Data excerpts
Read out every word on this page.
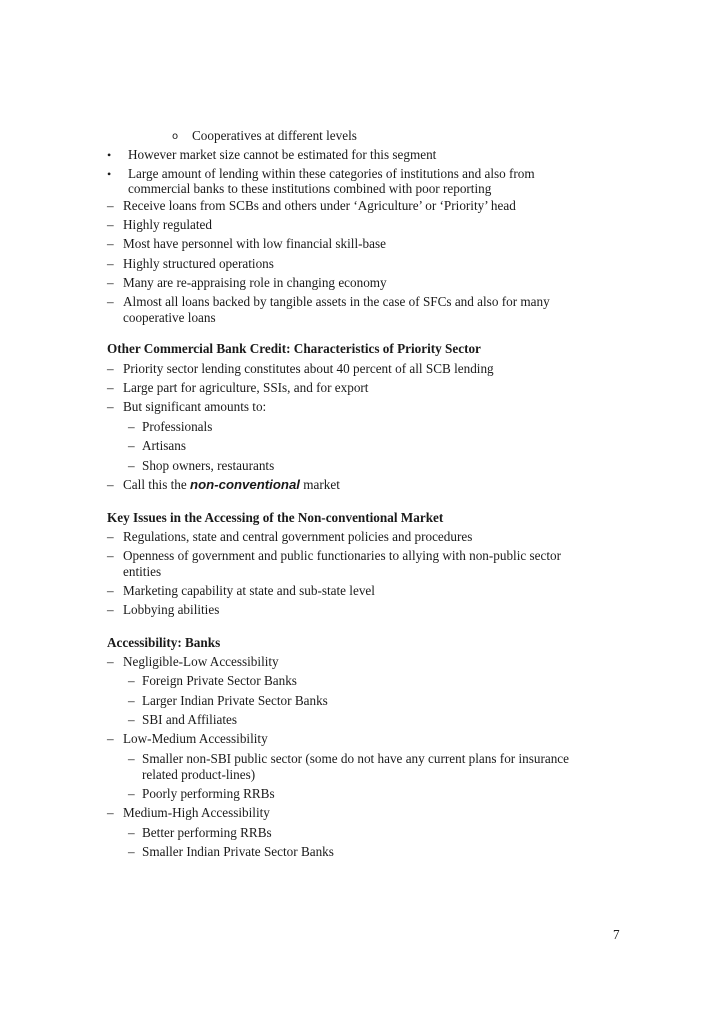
o Cooperatives at different levels
• However market size cannot be estimated for this segment
• Large amount of lending within these categories of institutions and also from
commercial banks to these institutions combined with poor reporting
– Receive loans from SCBs and others under ‘Agriculture’ or ‘Priority’ head
– Highly regulated
– Most have personnel with low financial skill-base
– Highly structured operations
– Many are re-appraising role in changing economy
– Almost all loans backed by tangible assets in the case of SFCs and also for many
cooperative loans
Other Commercial Bank Credit: Characteristics of Priority Sector
– Priority sector lending constitutes about 40 percent of all SCB lending
– Large part for agriculture, SSIs, and for export
– But significant amounts to:
– Professionals
– Artisans
– Shop owners, restaurants
– Call this the non-conventional market
Key Issues in the Accessing of the Non-conventional Market
– Regulations, state and central government policies and procedures
– Openness of government and public functionaries to allying with non-public sector
entities
– Marketing capability at state and sub-state level
– Lobbying abilities
Accessibility: Banks
– Negligible-Low Accessibility
– Foreign Private Sector Banks
– Larger Indian Private Sector Banks
– SBI and Affiliates
– Low-Medium Accessibility
– Smaller non-SBI public sector (some do not have any current plans for insurance
related product-lines)
– Poorly performing RRBs
– Medium-High Accessibility
– Better performing RRBs
– Smaller Indian Private Sector Banks
7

■ The task
Reproduce the entries above exactly. Do not include the images.

■ Correct output
Read out every word on this page.
o Cooperatives at different levels
• However market size cannot be estimated for this segment
• Large amount of lending within these categories of institutions and also from
commercial banks to these institutions combined with poor reporting
– Receive loans from SCBs and others under ‘Agriculture’ or ‘Priority’ head
– Highly regulated
– Most have personnel with low financial skill-base
– Highly structured operations
– Many are re-appraising role in changing economy
– Almost all loans backed by tangible assets in the case of SFCs and also for many
cooperative loans
Other Commercial Bank Credit: Characteristics of Priority Sector
– Priority sector lending constitutes about 40 percent of all SCB lending
– Large part for agriculture, SSIs, and for export
– But significant amounts to:
– Professionals
– Artisans
– Shop owners, restaurants
– Call this the non-conventional market
Key Issues in the Accessing of the Non-conventional Market
– Regulations, state and central government policies and procedures
– Openness of government and public functionaries to allying with non-public sector
entities
– Marketing capability at state and sub-state level
– Lobbying abilities
Accessibility: Banks
– Negligible-Low Accessibility
– Foreign Private Sector Banks
– Larger Indian Private Sector Banks
– SBI and Affiliates
– Low-Medium Accessibility
– Smaller non-SBI public sector (some do not have any current plans for insurance
related product-lines)
– Poorly performing RRBs
– Medium-High Accessibility
– Better performing RRBs
– Smaller Indian Private Sector Banks
7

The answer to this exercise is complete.